(Element placement data)

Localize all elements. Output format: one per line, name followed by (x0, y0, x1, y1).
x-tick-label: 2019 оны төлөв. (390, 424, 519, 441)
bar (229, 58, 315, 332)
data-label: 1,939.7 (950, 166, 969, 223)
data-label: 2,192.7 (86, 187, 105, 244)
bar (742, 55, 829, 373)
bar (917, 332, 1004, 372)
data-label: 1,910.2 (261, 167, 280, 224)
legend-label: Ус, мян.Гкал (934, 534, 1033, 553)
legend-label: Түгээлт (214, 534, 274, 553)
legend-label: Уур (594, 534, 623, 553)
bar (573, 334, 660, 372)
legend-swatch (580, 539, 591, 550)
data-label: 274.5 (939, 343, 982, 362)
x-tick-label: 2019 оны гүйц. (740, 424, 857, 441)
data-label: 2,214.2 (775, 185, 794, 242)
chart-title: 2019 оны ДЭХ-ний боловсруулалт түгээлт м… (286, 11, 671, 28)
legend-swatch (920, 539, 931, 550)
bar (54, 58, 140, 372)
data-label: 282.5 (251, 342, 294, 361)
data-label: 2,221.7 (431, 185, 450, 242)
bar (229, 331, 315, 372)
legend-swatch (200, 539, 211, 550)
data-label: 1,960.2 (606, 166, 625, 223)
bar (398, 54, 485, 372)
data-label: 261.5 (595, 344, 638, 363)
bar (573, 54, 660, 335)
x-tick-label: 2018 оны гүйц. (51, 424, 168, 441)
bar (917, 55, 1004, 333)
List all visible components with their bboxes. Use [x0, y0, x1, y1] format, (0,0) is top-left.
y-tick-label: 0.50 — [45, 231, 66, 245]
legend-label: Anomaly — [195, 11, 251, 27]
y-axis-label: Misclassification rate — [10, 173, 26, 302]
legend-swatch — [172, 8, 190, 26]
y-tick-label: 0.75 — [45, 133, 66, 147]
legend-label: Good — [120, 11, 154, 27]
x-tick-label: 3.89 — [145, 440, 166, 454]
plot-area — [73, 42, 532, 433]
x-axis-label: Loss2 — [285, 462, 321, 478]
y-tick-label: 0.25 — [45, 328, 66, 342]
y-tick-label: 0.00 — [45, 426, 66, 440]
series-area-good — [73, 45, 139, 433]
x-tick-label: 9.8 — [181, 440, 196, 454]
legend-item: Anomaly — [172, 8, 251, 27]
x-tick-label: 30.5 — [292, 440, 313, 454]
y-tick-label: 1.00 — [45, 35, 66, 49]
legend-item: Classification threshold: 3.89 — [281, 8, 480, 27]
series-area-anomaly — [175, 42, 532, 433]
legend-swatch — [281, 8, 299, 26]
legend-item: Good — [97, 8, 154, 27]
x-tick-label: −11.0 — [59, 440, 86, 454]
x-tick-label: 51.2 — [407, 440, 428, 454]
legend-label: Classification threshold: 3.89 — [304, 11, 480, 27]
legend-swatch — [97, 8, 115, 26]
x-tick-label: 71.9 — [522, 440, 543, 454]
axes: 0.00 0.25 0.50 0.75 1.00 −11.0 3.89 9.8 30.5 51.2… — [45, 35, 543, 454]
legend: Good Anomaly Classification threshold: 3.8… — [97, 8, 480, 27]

### What you will do
Turn the data above into a Markdown table with the columns "Row" and "Data line", giving each nonblank line its own row in order.

### Output of the exercise
| Row | Data line |
|---|---|
| 1 | Localize all elements. Output format: one per line, name followed by (x0, y0, x1, y1). |
| 2 | x-tick-label: 2019 оны төлөв. (390, 424, 519, 441) |
| 3 | bar (229, 58, 315, 332) |
| 4 | data-label: 1,939.7 (950, 166, 969, 223) |
| 5 | data-label: 2,192.7 (86, 187, 105, 244) |
| 6 | bar (742, 55, 829, 373) |
| 7 | bar (917, 332, 1004, 372) |
| 8 | data-label: 1,910.2 (261, 167, 280, 224) |
| 9 | legend-label: Ус, мян.Гкал (934, 534, 1033, 553) |
| 10 | legend-label: Түгээлт (214, 534, 274, 553) |
| 11 | legend-label: Уур (594, 534, 623, 553) |
| 12 | bar (573, 334, 660, 372) |
| 13 | legend-swatch (580, 539, 591, 550) |
| 14 | data-label: 274.5 (939, 343, 982, 362) |
| 15 | x-tick-label: 2019 оны гүйц. (740, 424, 857, 441) |
| 16 | data-label: 2,214.2 (775, 185, 794, 242) |
| 17 | chart-title: 2019 оны ДЭХ-ний боловсруулалт түгээлт м… (286, 11, 671, 28) |
| 18 | legend-swatch (920, 539, 931, 550) |
| 19 | bar (54, 58, 140, 372) |
| 20 | data-label: 282.5 (251, 342, 294, 361) |
| 21 | data-label: 2,221.7 (431, 185, 450, 242) |
| 22 | bar (229, 331, 315, 372) |
| 23 | legend-swatch (200, 539, 211, 550) |
| 24 | data-label: 1,960.2 (606, 166, 625, 223) |
| 25 | bar (398, 54, 485, 372) |
| 26 | data-label: 261.5 (595, 344, 638, 363) |
| 27 | bar (573, 54, 660, 335) |
| 28 | x-tick-label: 2018 оны гүйц. (51, 424, 168, 441) |
| 29 | bar (917, 55, 1004, 333) |
| 30 | List all visible components with their bboxes. Use [x0, y0, x1, y1] format, (0,0) is top-left. |
| 31 | y-tick-label: 0.50 — [45, 231, 66, 245] |
| 32 | legend-label: Anomaly — [195, 11, 251, 27] |
| 33 | y-axis-label: Misclassification rate — [10, 173, 26, 302] |
| 34 | legend-swatch — [172, 8, 190, 26] |
| 35 | y-tick-label: 0.75 — [45, 133, 66, 147] |
| 36 | legend-label: Good — [120, 11, 154, 27] |
| 37 | x-tick-label: 3.89 — [145, 440, 166, 454] |
| 38 | plot-area — [73, 42, 532, 433] |
| 39 | x-axis-label: Loss2 — [285, 462, 321, 478] |
| 40 | y-tick-label: 0.25 — [45, 328, 66, 342] |
| 41 | y-tick-label: 0.00 — [45, 426, 66, 440] |
| 42 | series-area-good — [73, 45, 139, 433] |
| 43 | x-tick-label: 9.8 — [181, 440, 196, 454] |
| 44 | legend-item: Anomaly — [172, 8, 251, 27] |
| 45 | x-tick-label: 30.5 — [292, 440, 313, 454] |
| 46 | y-tick-label: 1.00 — [45, 35, 66, 49] |
| 47 | legend-item: Classification threshold: 3.89 — [281, 8, 480, 27] |
| 48 | series-area-anomaly — [175, 42, 532, 433] |
| 49 | legend-swatch — [281, 8, 299, 26] |
| 50 | legend-item: Good — [97, 8, 154, 27] |
| 51 | x-tick-label: −11.0 — [59, 440, 86, 454] |
| 52 | x-tick-label: 51.2 — [407, 440, 428, 454] |
| 53 | legend-label: Classification threshold: 3.89 — [304, 11, 480, 27] |
| 54 | legend-swatch — [97, 8, 115, 26] |
| 55 | x-tick-label: 71.9 — [522, 440, 543, 454] |
| 56 | axes: 0.00 0.25 0.50 0.75 1.00 −11.0 3.89 9.8 30.5 51.2… — [45, 35, 543, 454] |
| 57 | legend: Good Anomaly Classification threshold: 3.8… — [97, 8, 480, 27] |